[Extracted data entries]
┌──
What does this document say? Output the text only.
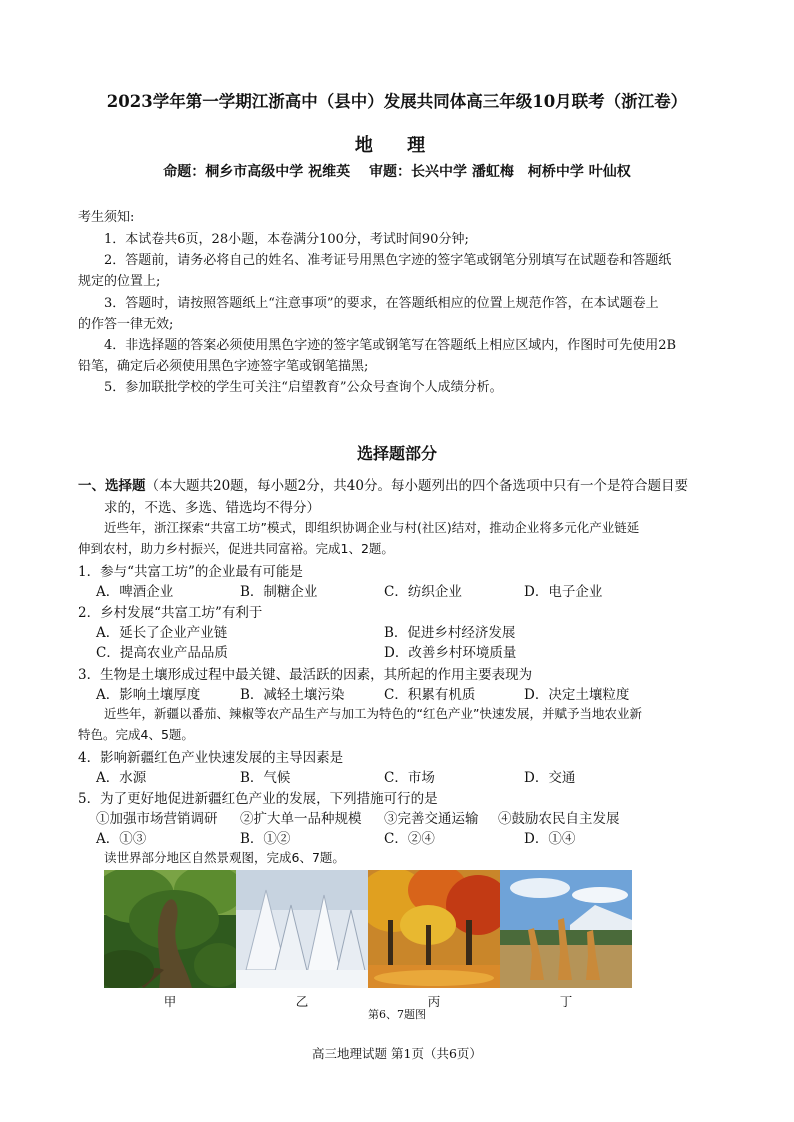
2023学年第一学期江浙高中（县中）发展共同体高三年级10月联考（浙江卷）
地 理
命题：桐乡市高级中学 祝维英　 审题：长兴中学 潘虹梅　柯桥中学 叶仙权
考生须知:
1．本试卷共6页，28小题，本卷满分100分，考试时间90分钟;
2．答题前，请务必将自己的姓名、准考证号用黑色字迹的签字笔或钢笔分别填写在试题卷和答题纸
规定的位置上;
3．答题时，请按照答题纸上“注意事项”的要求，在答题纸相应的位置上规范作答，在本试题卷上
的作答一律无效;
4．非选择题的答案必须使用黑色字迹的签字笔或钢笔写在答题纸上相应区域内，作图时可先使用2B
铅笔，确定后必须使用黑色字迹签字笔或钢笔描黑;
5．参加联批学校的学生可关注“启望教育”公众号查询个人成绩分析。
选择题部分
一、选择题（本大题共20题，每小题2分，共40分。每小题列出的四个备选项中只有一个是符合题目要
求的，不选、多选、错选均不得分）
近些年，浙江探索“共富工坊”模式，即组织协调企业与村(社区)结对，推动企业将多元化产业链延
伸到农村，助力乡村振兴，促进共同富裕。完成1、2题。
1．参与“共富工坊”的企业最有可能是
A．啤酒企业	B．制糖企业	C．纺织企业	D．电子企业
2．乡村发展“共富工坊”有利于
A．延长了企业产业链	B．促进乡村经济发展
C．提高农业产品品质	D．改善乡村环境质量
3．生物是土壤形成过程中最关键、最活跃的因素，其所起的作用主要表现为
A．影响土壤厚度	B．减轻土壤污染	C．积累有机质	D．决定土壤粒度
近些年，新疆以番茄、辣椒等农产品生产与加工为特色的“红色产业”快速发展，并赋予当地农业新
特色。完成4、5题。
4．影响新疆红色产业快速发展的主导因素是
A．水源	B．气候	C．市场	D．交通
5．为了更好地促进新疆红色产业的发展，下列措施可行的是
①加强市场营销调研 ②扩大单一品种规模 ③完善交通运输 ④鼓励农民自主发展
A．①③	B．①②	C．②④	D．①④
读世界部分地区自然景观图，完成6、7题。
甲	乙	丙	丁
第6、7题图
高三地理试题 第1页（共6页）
└──
Report each line in the data that holds the word "共富工坊".

Output of the task>
近些年，浙江探索“共富工坊”模式，即组织协调企业与村(社区)结对，推动企业将多元化产业链延
1．参与“共富工坊”的企业最有可能是
2．乡村发展“共富工坊”有利于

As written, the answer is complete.